▶ **Short exercise**
Pick out the lines containing "this".
>> Start
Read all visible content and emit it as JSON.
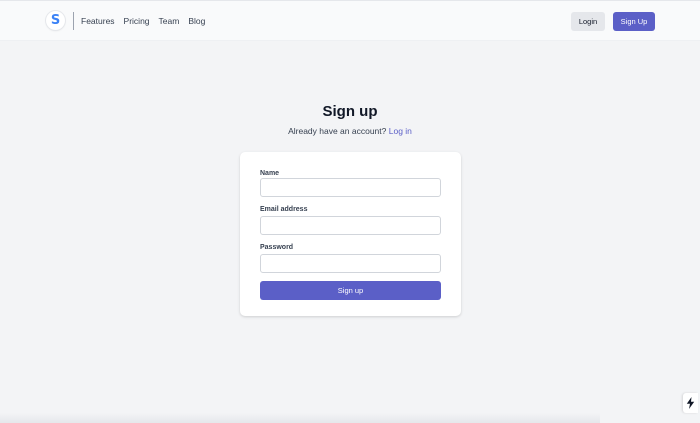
{
  "header": {
    "logo_letter": "S",
    "nav": [
      {
        "label": "Features"
      },
      {
        "label": "Pricing"
      },
      {
        "label": "Team"
      },
      {
        "label": "Blog"
      }
    ],
    "login_label": "Login",
    "signup_label": "Sign Up"
  },
  "main": {
    "title": "Sign up",
    "subtitle_text": "Already have an account?",
    "login_link": "Log in",
    "form": {
      "name_label": "Name",
      "name_value": "",
      "email_label": "Email address",
      "email_value": "",
      "password_label": "Password",
      "password_value": "",
      "submit_label": "Sign up"
    }
  },
  "colors": {
    "accent": "#5b5fc7",
    "background": "#f3f4f6",
    "logo": "#3b82f6"
  },
  "icons": {
    "logo": "s-logo-icon",
    "badge": "lightning-bolt-icon"
  }
}
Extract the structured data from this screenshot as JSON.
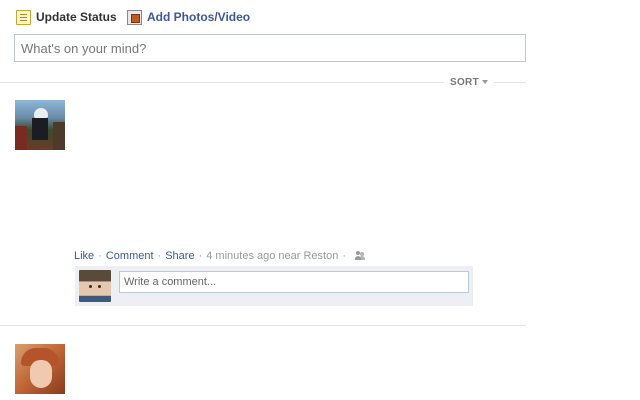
{
  "composer": {
    "tabs": [
      {
        "label": "Update Status",
        "icon": "status-note-icon"
      },
      {
        "label": "Add Photos/Video",
        "icon": "photo-icon"
      }
    ],
    "input_placeholder": "What's on your mind?"
  },
  "feed": {
    "sort_label": "SORT",
    "stories": [
      {
        "avatar": "user-avatar",
        "actions": {
          "like": "Like",
          "comment": "Comment",
          "share": "Share",
          "separator": "·",
          "timestamp": "4 minutes ago near Reston",
          "audience_icon": "friends-icon"
        },
        "comment_box": {
          "avatar": "viewer-avatar",
          "placeholder": "Write a comment..."
        }
      },
      {
        "avatar": "user-avatar"
      }
    ]
  },
  "colors": {
    "link": "#3b5998",
    "meta_text": "#999999",
    "comment_bg": "#edeff4",
    "input_border": "#bdc7d8"
  }
}
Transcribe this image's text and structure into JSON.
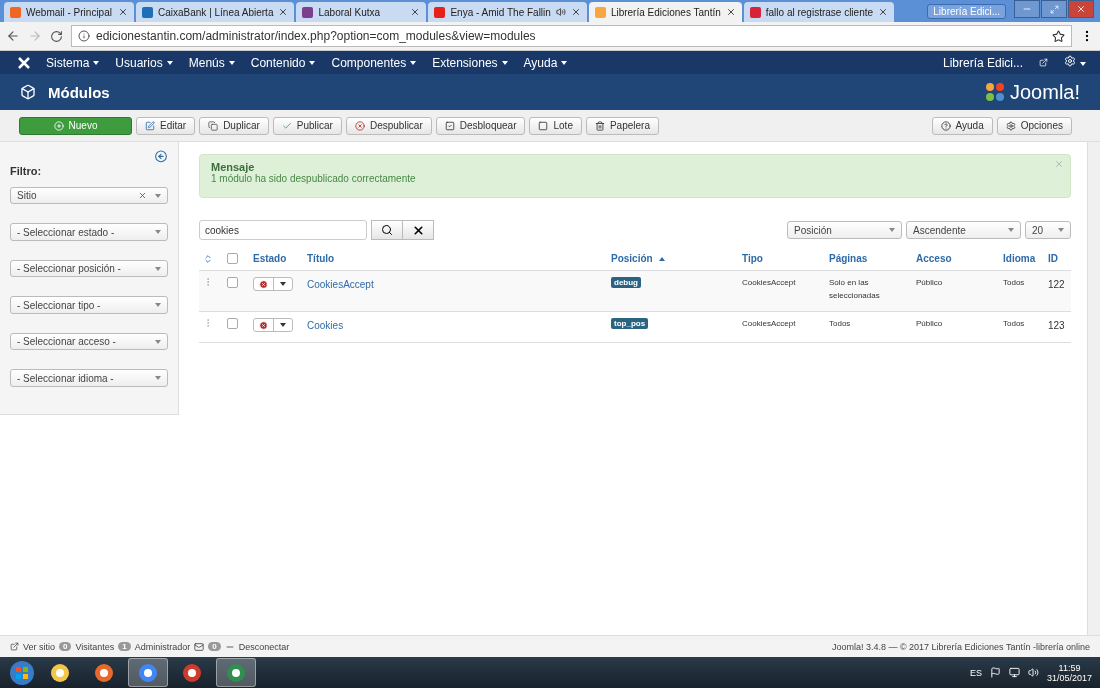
>> End
▶ **Reply**
Extract the structured data from this screenshot as JSON.
Transcribe this image's text and structure into JSON.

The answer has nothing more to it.